The exercise: Print the entries verbatim, leaving out the images they contain.

-------

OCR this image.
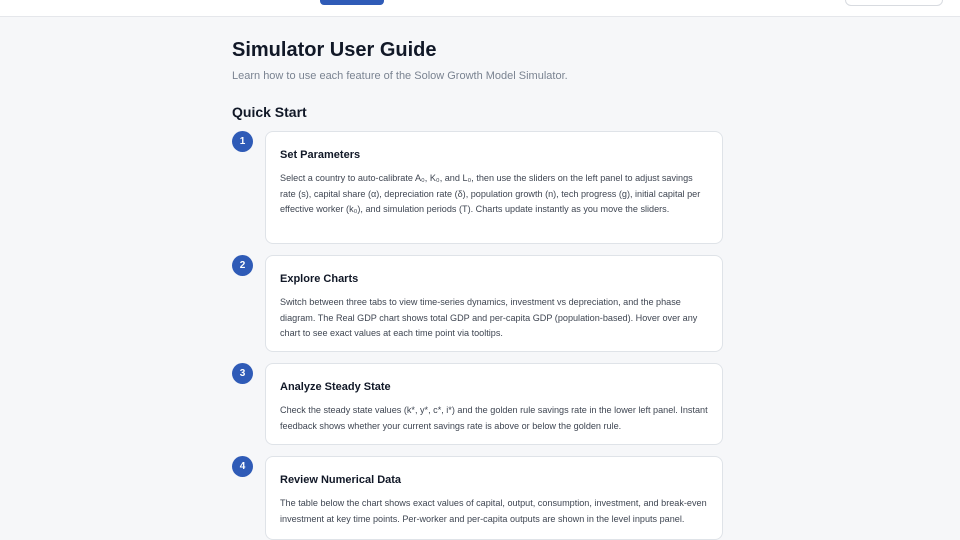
Simulator User Guide
Learn how to use each feature of the Solow Growth Model Simulator.
Quick Start
1
Set Parameters
Select a country to auto-calibrate A₀, K₀, and L₀, then use the sliders on the left panel to adjust savings rate (s), capital share (α), depreciation rate (δ), population growth (n), tech progress (g), initial capital per effective worker (k₀), and simulation periods (T). Charts update instantly as you move the sliders.
2
Explore Charts
Switch between three tabs to view time-series dynamics, investment vs depreciation, and the phase diagram. The Real GDP chart shows total GDP and per-capita GDP (population-based). Hover over any chart to see exact values at each time point via tooltips.
3
Analyze Steady State
Check the steady state values (k*, y*, c*, i*) and the golden rule savings rate in the lower left panel. Instant feedback shows whether your current savings rate is above or below the golden rule.
4
Review Numerical Data
The table below the chart shows exact values of capital, output, consumption, investment, and break-even investment at key time points. Per-worker and per-capita outputs are shown in the level inputs panel.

-------

Answer to this problem:
OCR this image.
Simulator User Guide
Learn how to use each feature of the Solow Growth Model Simulator.
Quick Start
1
Set Parameters
Select a country to auto-calibrate A₀, K₀, and L₀, then use the sliders on the left panel to adjust savings rate (s), capital share (α), depreciation rate (δ), population growth (n), tech progress (g), initial capital per effective worker (k₀), and simulation periods (T). Charts update instantly as you move the sliders.
2
Explore Charts
Switch between three tabs to view time-series dynamics, investment vs depreciation, and the phase diagram. The Real GDP chart shows total GDP and per-capita GDP (population-based). Hover over any chart to see exact values at each time point via tooltips.
3
Analyze Steady State
Check the steady state values (k*, y*, c*, i*) and the golden rule savings rate in the lower left panel. Instant feedback shows whether your current savings rate is above or below the golden rule.
4
Review Numerical Data
The table below the chart shows exact values of capital, output, consumption, investment, and break-even investment at key time points. Per-worker and per-capita outputs are shown in the level inputs panel.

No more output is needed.